== Given task ==
Say how many lines contain the string "Fleury". Give no other output.

---------- Input records

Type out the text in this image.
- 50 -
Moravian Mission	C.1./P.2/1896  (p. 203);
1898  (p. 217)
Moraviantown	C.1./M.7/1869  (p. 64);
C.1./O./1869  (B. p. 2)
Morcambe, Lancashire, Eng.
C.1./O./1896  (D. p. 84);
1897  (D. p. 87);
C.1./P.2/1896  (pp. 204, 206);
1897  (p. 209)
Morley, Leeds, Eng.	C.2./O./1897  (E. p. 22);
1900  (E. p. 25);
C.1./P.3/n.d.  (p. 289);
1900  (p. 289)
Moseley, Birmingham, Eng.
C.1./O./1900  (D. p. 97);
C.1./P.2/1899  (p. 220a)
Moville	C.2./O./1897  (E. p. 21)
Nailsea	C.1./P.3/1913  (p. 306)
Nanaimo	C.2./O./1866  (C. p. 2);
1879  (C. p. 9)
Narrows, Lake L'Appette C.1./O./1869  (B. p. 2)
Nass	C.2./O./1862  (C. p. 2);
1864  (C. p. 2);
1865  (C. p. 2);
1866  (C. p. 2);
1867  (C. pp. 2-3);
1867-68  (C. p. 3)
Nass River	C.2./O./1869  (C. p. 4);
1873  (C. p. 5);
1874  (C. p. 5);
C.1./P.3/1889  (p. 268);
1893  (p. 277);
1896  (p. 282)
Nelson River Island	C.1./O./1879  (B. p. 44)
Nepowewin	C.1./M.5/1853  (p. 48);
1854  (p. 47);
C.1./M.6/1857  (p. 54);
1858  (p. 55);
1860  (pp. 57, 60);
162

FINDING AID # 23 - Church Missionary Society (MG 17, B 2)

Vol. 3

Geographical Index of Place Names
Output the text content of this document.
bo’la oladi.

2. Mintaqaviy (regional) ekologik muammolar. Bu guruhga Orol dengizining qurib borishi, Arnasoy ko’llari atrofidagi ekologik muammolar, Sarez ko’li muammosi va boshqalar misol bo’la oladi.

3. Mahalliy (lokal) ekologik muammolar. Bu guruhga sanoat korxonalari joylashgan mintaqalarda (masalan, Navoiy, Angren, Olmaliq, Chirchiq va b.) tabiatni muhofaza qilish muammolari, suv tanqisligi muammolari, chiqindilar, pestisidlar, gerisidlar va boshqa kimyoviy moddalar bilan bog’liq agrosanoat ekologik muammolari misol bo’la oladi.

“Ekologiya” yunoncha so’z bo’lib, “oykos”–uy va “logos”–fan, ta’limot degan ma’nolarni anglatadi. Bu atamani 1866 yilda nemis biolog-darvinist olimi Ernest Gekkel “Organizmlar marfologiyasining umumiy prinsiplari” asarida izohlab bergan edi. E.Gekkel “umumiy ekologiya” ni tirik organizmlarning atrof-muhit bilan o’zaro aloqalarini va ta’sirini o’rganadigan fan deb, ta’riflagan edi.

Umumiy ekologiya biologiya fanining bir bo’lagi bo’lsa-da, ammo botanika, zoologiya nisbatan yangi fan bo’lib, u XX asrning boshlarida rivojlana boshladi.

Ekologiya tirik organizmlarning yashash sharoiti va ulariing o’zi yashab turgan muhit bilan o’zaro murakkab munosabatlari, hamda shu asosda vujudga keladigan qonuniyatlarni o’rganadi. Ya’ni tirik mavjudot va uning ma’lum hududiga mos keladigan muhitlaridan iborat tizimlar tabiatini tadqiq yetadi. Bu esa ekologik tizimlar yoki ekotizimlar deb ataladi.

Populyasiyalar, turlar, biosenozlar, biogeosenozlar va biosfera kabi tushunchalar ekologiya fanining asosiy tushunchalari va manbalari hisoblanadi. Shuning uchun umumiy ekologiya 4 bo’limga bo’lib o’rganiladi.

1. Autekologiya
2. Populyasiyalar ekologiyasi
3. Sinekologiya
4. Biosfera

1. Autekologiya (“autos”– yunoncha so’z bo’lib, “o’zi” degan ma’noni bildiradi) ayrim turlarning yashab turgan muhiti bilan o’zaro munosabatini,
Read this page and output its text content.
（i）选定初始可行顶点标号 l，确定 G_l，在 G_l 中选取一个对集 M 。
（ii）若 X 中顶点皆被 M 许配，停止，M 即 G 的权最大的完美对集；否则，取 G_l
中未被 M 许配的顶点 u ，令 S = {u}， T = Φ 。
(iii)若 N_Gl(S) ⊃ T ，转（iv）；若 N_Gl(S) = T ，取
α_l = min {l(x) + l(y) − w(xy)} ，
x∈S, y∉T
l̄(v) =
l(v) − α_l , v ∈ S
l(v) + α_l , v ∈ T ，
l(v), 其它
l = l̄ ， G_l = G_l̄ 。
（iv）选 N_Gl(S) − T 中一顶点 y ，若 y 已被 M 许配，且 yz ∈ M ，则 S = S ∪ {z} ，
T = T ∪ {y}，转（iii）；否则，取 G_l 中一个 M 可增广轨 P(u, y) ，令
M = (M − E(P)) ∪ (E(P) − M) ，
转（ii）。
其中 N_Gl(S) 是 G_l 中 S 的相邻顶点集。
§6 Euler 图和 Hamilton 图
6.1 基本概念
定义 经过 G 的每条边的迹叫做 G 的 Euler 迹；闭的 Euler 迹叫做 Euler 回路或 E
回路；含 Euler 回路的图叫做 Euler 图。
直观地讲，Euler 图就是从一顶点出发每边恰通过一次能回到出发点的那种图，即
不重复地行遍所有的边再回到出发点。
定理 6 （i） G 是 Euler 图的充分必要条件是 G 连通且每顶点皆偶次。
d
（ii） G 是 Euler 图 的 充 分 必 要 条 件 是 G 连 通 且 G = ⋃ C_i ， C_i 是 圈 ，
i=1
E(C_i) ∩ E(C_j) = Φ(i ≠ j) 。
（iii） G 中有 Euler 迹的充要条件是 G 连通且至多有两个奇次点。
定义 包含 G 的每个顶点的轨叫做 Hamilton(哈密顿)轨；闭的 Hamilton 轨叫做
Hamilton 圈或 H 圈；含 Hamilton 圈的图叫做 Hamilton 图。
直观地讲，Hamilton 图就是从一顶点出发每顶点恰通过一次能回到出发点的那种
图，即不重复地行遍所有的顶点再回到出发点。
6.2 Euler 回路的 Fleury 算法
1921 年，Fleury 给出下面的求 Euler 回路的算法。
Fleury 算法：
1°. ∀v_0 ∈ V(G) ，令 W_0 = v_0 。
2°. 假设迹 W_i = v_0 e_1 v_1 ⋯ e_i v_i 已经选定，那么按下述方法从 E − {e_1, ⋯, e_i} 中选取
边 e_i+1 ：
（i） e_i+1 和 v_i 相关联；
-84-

--------------------

== Solution to this task ==
3